Actions to take:
1) Using the TurkicTTS page, answer each question in one line:
(a) How many voices does the KazakhTTS2 corpus contain, and how many of them are female?
(b) What word order do the supported languages share?
(c) The converter maps input letters into letters of which alphabet?
2) Pick up the TurkicTTS page after its final sentence and continue writing it.

Excerpted text:

GithubHelp home page GithubHelp logo

turkictts's Introduction

TurkicTTS
⌨️ 🗣

GitHub stars GitHub issues ISSAI Official Website

This repository provides a demo and a pre-trained model for the paper
Multilingual Text-to-Speech Synthesis for Turkic Languages Using Transliteration

Languages 💬

The model supports ten Turkic languages, including Azerbaijani, Bashkir, Kazakh, Kyrgyz, Sakha, Tatar, Turkish, Turkmen, Uyghur, and Uzbek. Spoken across a wide geographical area stretching from the Balkans through Central Asia to northeastern Siberia, these languages share a wide range of common linguistic features, such as vowel harmony, extensive agglutination, subject-object-verb order, and the absence of grammatical gender and articles.

Dataset 🗃️

Our study became feasible thanks to a large-scale and open-source speech corpus called KazakhTTS2. The corpus contains five voices (three female and two male) and more than 270 hours of high-quality transcribed data. KazakhTTS2 is publicly available, which permits both academic and commercial use.

Approach 🛠

To enable speech synthesis for the Turkic languages, we constructed an IPA-based conversion module. The IPA-based converter takes letters from the alphabets of other Turkic languages and converts them into the letters of the Kazakh alphabet. For this purpose, the letters entered are first converted into the corresponding IPA representations. Next, the IPA symbols are converted into the letters of the Kazakh alphabet, which can be used as input for the TTS models constructed.

Dataset content:
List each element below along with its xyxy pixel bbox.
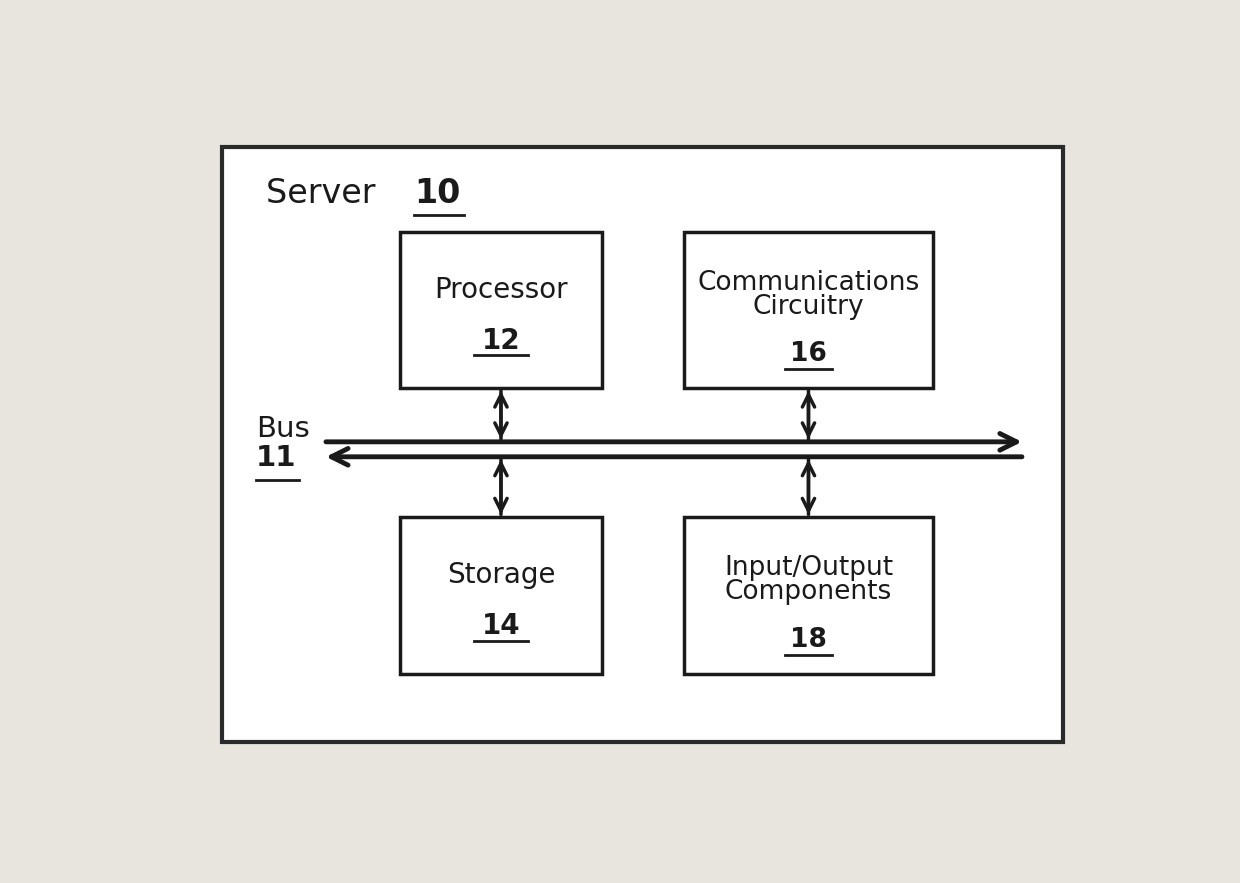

Replies:
1)
(a) Five voices, three of them female.
(b) Subject-object-verb order.
(c) The Kazakh alphabet.

2)
The mappings of the Turkic alphabets onto IPA symbols were manually created based on our expertise, as we could not find a complete mapping that would allow an error-free conversion from Turkic to Kazakh and cover all the languages addressed. Since Kazakh is used as a source language, we selected only 42 IPA symbols corresponding to the 42 letters of the Kazakh alphabet. It is worth mentioning that, of the Turkic languages in question, Kazakh—along with Bashkir—has the most letters and contains a large majority of the phonemes of the target languages. The developed mappings can also be used as a guide for other work aimed at building multilingual systems for Turkic languages, such as speech recognition, speech translation, and so on. The mapping of the Turkic alphabets onto IPA symbols can be found here.

Surveys 🎧 → 😡☹️😐🙂😀 → ✅ → ⌨️

Below are the links to the ten questionnaires used in the study to collect subjective evaluations. These questionnaires were distributed on popular social media platforms operating in the Turkic languages. If you are interested, feel free to check them out. Your participation and input are greatly appreciated in helping us gather valuable data for our research. Your insights will contribute to a deeper understanding of the subject matter under investigation.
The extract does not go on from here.